** Begin RECORDED DATA **

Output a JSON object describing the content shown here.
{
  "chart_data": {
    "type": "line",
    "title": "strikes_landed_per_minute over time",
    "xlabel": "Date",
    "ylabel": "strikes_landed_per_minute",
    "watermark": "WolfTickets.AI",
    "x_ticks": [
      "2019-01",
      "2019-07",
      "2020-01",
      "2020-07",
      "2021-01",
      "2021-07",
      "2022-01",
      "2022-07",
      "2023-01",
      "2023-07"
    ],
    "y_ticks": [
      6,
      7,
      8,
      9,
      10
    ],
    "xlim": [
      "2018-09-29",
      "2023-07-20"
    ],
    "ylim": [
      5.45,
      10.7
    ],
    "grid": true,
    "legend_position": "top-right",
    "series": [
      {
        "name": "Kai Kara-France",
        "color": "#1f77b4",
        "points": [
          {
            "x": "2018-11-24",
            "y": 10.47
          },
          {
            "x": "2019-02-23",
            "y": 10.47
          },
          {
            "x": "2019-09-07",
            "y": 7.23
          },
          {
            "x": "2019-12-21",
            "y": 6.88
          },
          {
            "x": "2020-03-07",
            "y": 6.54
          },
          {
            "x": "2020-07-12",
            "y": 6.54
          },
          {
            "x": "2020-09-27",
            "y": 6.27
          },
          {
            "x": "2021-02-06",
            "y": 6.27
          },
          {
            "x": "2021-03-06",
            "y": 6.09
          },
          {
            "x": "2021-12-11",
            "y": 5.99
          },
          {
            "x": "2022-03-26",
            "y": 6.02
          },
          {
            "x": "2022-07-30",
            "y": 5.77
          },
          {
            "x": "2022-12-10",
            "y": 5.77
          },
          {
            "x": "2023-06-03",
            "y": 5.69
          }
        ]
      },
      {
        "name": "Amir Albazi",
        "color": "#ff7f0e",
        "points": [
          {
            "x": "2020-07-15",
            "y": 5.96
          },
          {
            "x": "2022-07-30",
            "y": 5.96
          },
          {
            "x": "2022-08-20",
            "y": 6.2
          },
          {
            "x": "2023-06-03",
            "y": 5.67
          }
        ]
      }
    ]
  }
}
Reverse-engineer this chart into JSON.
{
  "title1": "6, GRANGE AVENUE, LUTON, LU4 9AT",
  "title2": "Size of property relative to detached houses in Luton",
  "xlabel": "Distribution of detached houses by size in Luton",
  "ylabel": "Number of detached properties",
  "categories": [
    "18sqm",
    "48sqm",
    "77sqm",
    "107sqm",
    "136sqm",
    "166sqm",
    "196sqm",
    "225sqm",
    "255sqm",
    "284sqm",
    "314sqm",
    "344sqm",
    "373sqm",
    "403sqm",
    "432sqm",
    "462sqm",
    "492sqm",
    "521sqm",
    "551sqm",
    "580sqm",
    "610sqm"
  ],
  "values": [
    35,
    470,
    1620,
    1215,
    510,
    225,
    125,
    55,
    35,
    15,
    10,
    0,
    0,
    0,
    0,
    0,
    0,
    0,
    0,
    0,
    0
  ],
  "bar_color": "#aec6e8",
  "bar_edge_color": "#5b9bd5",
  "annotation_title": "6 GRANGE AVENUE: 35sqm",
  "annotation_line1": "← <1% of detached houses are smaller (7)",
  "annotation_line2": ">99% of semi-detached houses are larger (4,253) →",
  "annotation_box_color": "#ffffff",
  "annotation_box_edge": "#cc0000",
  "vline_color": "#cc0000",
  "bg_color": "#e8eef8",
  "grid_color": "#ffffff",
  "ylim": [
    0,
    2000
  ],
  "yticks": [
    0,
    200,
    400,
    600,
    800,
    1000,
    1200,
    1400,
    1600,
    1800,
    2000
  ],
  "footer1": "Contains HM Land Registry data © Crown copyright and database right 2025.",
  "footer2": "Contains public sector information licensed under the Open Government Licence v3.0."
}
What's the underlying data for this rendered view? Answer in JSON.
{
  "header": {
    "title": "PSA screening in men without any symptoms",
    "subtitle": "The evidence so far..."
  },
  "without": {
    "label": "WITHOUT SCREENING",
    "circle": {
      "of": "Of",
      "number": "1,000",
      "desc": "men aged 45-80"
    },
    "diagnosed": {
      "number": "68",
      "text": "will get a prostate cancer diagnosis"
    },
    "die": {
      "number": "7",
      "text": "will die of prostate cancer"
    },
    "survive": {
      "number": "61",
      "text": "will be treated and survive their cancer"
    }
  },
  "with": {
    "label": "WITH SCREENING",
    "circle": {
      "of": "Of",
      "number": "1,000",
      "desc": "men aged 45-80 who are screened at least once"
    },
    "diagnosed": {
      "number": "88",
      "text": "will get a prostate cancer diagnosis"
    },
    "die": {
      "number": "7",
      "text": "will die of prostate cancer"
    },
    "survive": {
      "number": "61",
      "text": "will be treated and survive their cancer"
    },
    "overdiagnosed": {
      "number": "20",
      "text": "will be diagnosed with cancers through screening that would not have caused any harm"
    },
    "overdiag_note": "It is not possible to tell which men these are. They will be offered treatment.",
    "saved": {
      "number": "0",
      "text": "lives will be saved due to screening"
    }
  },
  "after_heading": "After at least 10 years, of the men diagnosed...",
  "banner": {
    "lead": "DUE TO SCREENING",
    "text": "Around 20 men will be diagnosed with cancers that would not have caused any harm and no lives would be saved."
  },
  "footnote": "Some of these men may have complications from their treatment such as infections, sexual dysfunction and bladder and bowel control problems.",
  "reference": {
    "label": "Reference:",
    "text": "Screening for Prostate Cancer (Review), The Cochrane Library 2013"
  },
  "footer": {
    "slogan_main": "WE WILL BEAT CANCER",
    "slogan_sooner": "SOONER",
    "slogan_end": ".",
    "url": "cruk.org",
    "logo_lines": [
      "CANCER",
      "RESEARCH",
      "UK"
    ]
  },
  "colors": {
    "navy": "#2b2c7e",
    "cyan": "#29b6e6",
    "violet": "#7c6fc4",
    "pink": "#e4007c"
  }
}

** End RECORDED DATA **

▶ [PROBLEM] Only a number is wanted: how many lines contain the word "GRANGE"?

▶ [RESULT OF THE EXERCISE] 2